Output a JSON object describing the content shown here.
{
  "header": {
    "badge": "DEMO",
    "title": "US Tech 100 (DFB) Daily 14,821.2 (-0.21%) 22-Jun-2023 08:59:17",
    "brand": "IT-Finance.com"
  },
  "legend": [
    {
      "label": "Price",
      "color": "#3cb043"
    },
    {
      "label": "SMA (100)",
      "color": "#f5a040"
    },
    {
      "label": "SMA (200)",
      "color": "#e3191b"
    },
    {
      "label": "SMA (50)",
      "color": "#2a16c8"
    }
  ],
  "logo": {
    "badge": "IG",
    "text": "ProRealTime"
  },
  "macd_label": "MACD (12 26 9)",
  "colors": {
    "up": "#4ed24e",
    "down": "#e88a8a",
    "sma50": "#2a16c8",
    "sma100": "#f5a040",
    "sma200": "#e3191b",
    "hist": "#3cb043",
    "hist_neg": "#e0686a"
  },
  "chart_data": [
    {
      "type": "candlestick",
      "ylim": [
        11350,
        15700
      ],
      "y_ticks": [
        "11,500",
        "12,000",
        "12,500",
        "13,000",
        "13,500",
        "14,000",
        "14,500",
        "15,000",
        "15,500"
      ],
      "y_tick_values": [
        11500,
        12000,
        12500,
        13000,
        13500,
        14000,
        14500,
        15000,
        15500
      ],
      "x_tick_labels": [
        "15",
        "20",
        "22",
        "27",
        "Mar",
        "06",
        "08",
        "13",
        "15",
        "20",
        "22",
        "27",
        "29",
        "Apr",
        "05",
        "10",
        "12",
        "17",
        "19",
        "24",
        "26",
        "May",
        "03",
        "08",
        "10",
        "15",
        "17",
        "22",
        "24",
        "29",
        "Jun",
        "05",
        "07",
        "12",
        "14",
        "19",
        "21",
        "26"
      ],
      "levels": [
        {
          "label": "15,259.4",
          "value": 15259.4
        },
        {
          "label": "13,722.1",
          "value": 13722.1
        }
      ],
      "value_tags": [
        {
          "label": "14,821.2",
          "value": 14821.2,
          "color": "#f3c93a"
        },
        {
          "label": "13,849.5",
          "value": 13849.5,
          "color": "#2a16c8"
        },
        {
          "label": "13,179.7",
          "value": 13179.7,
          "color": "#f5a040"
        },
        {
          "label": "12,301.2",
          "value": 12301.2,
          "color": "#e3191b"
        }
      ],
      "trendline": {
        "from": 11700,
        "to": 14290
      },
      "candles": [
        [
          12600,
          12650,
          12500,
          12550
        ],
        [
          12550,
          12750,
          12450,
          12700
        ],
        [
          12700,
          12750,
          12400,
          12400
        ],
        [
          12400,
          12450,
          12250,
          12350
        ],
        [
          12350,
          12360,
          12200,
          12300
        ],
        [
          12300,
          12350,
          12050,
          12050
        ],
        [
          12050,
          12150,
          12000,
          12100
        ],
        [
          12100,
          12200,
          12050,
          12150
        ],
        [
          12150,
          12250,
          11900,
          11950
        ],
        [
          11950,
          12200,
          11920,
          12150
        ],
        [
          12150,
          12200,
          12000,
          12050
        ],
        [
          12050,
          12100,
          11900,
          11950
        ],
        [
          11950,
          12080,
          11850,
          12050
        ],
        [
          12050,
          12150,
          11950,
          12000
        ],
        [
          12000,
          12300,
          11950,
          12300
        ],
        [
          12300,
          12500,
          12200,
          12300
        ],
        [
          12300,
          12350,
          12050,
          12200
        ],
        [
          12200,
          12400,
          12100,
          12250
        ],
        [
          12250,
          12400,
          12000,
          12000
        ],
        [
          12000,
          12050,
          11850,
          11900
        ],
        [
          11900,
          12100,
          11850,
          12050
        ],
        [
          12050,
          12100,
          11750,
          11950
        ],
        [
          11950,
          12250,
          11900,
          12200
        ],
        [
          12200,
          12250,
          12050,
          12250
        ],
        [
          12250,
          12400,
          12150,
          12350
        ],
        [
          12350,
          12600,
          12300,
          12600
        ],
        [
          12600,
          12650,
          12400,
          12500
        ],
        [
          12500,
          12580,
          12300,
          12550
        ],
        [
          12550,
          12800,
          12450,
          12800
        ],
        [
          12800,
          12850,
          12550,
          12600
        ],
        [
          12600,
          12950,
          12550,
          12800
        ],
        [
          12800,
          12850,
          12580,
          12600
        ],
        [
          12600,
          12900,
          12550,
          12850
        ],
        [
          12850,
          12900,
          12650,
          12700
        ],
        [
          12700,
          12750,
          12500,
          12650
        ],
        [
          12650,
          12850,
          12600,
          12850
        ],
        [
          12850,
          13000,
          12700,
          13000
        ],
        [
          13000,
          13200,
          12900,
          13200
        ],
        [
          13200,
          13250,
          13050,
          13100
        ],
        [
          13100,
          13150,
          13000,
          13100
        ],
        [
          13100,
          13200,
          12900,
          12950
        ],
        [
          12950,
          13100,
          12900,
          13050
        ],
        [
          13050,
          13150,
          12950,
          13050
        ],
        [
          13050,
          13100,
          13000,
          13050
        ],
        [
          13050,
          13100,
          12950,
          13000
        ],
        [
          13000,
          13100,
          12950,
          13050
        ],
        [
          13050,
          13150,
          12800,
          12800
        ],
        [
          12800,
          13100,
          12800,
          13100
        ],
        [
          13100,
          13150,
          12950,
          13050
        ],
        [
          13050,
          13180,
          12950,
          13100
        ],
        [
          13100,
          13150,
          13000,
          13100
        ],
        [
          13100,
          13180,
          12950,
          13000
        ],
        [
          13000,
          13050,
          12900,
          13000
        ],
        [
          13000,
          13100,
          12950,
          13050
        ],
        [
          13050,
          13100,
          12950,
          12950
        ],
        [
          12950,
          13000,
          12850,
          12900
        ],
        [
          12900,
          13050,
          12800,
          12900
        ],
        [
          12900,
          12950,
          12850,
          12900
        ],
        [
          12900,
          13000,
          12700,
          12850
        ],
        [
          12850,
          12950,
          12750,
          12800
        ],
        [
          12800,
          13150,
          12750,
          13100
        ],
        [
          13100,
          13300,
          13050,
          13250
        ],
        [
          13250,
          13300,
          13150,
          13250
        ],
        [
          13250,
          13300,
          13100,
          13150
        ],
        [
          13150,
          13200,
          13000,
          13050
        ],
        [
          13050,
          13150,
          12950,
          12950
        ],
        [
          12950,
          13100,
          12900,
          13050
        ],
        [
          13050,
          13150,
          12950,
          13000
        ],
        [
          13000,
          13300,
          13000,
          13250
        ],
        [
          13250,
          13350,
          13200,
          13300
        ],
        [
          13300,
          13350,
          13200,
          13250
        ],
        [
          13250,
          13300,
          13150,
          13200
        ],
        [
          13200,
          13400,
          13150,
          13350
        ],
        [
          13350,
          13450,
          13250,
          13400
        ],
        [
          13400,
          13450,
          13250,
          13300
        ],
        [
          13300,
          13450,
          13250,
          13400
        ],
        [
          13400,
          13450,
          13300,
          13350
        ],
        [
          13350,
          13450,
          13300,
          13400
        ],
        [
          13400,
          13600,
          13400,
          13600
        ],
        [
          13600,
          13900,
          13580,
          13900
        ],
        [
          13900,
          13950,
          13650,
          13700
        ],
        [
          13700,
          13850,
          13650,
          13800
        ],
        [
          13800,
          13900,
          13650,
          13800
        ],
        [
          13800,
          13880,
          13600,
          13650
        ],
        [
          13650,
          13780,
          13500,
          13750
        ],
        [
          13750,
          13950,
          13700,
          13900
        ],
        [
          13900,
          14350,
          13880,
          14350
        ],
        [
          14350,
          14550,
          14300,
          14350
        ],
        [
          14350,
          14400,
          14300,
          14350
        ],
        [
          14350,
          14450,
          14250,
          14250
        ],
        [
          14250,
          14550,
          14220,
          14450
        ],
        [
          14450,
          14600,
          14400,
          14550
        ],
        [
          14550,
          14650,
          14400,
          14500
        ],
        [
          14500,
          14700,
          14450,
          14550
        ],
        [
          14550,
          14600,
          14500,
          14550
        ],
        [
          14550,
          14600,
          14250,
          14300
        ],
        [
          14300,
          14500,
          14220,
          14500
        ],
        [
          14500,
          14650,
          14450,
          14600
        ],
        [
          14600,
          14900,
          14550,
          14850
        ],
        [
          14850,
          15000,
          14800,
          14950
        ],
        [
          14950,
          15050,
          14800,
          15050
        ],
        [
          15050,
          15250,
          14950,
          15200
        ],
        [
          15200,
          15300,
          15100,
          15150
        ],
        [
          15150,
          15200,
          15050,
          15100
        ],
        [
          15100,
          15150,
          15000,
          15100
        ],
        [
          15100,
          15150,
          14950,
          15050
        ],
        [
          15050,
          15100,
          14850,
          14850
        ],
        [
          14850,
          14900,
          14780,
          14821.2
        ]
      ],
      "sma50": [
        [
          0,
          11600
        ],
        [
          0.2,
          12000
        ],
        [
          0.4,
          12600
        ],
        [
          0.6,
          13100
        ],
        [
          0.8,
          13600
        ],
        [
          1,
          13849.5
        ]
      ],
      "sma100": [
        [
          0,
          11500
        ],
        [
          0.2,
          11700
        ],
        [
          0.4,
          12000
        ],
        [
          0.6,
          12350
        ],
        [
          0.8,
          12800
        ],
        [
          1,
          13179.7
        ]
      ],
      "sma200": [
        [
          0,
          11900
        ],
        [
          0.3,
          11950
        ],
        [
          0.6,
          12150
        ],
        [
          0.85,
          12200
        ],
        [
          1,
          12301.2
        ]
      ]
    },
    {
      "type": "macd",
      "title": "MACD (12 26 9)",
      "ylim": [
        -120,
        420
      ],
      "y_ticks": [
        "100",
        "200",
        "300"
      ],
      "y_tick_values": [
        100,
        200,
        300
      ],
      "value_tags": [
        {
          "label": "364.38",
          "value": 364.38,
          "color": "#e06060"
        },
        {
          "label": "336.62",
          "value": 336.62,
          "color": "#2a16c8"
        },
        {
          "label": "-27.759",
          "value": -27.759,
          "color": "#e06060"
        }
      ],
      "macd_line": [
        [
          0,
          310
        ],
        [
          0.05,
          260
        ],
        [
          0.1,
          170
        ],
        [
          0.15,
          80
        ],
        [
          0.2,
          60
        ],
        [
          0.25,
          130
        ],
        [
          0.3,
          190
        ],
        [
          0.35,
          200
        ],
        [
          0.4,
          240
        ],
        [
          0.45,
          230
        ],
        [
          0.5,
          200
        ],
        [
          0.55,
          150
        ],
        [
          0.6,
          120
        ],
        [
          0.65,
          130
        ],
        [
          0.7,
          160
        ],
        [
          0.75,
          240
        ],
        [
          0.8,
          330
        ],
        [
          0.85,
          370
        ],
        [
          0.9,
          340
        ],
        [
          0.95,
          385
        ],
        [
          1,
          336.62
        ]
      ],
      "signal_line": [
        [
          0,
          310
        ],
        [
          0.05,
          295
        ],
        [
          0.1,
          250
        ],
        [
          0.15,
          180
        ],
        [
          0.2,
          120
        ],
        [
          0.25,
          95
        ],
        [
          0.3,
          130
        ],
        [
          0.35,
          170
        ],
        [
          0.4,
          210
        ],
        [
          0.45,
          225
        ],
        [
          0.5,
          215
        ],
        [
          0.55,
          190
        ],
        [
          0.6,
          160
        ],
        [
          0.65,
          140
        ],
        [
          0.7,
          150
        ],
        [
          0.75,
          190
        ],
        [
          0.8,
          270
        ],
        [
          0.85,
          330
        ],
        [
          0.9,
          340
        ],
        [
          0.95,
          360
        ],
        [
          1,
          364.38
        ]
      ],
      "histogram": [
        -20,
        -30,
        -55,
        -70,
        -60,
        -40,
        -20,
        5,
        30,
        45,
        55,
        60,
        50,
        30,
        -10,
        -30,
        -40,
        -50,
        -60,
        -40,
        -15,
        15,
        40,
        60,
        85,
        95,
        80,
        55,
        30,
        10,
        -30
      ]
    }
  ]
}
#####
▶ _WHAT THE EXERCISE ASKS_: Copy each line of the records containing the string "title".

▶ _RESULT OF THE EXERCISE_:
    "title": "US Tech 100 (DFB) Daily 14,821.2 (-0.21%) 22-Jun-2023 08:59:17",
      "title": "MACD (12 26 9)",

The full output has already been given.